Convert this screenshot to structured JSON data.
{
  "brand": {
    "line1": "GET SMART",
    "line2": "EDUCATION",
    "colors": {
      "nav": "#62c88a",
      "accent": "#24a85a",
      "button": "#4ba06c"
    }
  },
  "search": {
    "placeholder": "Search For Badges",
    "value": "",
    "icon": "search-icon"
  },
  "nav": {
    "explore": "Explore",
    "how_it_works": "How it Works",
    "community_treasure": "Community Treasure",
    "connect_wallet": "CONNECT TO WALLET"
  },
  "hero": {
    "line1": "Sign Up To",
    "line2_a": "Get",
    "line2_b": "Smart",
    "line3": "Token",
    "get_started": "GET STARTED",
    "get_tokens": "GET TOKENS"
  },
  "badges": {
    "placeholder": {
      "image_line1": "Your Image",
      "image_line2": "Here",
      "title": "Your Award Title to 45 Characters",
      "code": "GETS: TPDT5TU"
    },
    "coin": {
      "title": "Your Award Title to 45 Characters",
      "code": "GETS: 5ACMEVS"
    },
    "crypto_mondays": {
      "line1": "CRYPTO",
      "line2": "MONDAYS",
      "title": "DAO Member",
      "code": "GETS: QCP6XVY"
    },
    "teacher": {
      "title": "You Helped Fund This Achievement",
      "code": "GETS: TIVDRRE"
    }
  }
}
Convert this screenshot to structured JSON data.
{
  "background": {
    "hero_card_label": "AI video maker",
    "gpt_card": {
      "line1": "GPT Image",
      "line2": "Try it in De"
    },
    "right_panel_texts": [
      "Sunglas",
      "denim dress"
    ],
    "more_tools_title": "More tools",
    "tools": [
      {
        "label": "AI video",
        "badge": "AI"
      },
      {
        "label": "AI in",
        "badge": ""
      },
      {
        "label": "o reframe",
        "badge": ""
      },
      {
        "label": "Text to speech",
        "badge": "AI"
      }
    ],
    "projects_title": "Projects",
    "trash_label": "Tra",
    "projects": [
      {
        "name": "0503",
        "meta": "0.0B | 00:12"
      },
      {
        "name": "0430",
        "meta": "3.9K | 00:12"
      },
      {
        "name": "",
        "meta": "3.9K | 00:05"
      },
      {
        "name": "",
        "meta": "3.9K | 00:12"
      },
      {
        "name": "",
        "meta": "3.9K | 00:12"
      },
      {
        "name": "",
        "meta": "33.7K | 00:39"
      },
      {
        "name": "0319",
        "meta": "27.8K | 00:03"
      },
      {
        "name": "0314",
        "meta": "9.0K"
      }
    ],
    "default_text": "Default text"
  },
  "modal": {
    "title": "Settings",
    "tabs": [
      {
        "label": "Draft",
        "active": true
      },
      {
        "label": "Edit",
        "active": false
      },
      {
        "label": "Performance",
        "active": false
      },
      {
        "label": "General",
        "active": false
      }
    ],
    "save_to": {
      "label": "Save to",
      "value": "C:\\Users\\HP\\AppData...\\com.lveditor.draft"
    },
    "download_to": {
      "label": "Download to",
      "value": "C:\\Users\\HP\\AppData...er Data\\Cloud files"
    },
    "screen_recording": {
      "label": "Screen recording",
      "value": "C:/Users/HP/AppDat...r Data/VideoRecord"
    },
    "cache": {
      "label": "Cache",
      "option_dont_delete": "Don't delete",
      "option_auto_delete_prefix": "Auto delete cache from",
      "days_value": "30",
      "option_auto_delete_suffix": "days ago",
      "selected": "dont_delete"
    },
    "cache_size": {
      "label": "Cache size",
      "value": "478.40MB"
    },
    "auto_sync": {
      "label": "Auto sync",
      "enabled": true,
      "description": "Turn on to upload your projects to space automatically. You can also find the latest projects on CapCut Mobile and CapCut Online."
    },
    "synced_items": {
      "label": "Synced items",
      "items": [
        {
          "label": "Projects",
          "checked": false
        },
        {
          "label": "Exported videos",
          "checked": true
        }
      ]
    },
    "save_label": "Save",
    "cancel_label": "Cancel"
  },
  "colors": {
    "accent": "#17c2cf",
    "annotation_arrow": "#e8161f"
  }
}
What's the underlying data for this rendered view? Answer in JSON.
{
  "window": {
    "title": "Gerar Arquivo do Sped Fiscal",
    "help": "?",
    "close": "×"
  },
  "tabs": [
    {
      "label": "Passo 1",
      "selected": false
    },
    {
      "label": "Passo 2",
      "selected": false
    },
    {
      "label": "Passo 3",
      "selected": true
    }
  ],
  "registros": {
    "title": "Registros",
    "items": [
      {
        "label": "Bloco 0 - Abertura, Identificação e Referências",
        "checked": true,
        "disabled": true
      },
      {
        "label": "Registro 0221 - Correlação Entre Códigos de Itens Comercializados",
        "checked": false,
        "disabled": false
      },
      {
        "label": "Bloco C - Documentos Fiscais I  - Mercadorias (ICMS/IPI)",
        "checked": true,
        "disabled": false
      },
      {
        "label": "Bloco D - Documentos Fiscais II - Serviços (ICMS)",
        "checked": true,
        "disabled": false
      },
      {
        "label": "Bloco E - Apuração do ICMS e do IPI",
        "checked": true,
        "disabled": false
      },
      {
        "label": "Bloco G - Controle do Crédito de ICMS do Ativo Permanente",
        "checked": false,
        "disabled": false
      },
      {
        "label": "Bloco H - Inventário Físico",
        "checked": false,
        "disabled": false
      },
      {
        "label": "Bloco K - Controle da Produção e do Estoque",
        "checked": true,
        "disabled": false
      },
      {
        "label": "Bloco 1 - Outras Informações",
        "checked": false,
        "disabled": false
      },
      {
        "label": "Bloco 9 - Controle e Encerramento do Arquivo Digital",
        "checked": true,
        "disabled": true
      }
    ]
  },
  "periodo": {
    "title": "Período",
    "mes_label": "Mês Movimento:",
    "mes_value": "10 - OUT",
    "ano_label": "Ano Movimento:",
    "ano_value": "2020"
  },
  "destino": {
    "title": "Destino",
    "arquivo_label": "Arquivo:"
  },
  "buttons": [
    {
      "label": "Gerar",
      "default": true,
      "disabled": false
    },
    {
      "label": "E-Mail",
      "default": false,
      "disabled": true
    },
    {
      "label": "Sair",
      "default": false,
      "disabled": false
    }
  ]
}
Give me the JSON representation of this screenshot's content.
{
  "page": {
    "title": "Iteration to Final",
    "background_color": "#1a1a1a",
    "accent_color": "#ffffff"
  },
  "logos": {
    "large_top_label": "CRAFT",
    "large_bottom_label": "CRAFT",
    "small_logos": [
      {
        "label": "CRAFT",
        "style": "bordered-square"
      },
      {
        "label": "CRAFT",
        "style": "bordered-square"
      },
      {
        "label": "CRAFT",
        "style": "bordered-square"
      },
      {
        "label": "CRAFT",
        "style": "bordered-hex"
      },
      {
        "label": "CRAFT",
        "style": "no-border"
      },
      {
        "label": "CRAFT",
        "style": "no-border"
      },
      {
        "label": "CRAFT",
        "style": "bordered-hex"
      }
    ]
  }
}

◆ **Direction**
Identify each line of the material where the word "GETS" shows up, and copy it.

◆ **Written reply**
      "code": "GETS: TPDT5TU"
      "code": "GETS: 5ACMEVS"
      "code": "GETS: QCP6XVY"
      "code": "GETS: TIVDRRE"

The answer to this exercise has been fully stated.